§ **Task directions**
Please quote every line word for word.

# START OF Source records

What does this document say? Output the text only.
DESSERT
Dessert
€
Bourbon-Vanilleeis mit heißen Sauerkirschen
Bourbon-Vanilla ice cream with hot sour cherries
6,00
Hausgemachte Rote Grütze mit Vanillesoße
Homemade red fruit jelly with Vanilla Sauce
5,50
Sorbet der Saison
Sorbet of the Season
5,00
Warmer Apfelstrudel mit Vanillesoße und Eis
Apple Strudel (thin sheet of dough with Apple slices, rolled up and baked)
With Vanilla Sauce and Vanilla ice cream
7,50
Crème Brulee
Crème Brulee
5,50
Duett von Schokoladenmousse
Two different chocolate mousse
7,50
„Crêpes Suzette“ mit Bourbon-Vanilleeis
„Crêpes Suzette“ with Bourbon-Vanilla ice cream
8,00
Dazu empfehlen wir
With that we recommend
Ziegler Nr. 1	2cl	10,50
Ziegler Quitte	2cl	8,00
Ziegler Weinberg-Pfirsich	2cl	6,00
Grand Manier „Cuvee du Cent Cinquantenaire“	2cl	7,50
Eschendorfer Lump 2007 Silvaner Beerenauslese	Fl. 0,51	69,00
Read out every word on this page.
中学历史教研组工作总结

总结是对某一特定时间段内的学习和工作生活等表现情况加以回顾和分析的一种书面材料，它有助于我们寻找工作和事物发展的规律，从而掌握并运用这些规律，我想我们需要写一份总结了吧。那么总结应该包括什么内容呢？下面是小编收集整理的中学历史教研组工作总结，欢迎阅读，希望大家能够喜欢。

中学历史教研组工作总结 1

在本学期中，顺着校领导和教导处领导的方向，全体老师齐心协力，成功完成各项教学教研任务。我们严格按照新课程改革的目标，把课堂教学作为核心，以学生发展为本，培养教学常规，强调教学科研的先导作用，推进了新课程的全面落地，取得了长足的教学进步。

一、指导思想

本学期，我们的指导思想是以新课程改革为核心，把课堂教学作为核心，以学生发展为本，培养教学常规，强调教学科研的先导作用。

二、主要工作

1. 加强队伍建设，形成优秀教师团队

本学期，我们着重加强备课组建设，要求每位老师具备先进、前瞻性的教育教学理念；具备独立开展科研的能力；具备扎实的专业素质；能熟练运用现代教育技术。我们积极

# END OF Source records

§ **Solution to this problem**
What does this document say? Output the text only.
DESSERT
Dessert
€
Bourbon-Vanilleeis mit heißen Sauerkirschen
Bourbon-Vanilla ice cream with hot sour cherries
6,00
Hausgemachte Rote Grütze mit Vanillesoße
Homemade red fruit jelly with Vanilla Sauce
5,50
Sorbet der Saison
Sorbet of the Season
5,00
Warmer Apfelstrudel mit Vanillesoße und Eis
Apple Strudel (thin sheet of dough with Apple slices, rolled up and baked)
With Vanilla Sauce and Vanilla ice cream
7,50
Crème Brulee
Crème Brulee
5,50
Duett von Schokoladenmousse
Two different chocolate mousse
7,50
„Crêpes Suzette“ mit Bourbon-Vanilleeis
„Crêpes Suzette“ with Bourbon-Vanilla ice cream
8,00
Dazu empfehlen wir
With that we recommend
Ziegler Nr. 1	2cl	10,50
Ziegler Quitte	2cl	8,00
Ziegler Weinberg-Pfirsich	2cl	6,00
Grand Manier „Cuvee du Cent Cinquantenaire“	2cl	7,50
Eschendorfer Lump 2007 Silvaner Beerenauslese	Fl. 0,51	69,00
Read out every word on this page.
中学历史教研组工作总结

总结是对某一特定时间段内的学习和工作生活等表现情况加以回顾和分析的一种书面材料，它有助于我们寻找工作和事物发展的规律，从而掌握并运用这些规律，我想我们需要写一份总结了吧。那么总结应该包括什么内容呢？下面是小编收集整理的中学历史教研组工作总结，欢迎阅读，希望大家能够喜欢。

中学历史教研组工作总结 1

在本学期中，顺着校领导和教导处领导的方向，全体老师齐心协力，成功完成各项教学教研任务。我们严格按照新课程改革的目标，把课堂教学作为核心，以学生发展为本，培养教学常规，强调教学科研的先导作用，推进了新课程的全面落地，取得了长足的教学进步。

一、指导思想

本学期，我们的指导思想是以新课程改革为核心，把课堂教学作为核心，以学生发展为本，培养教学常规，强调教学科研的先导作用。

二、主要工作

1. 加强队伍建设，形成优秀教师团队

本学期，我们着重加强备课组建设，要求每位老师具备先进、前瞻性的教育教学理念；具备独立开展科研的能力；具备扎实的专业素质；能熟练运用现代教育技术。我们积极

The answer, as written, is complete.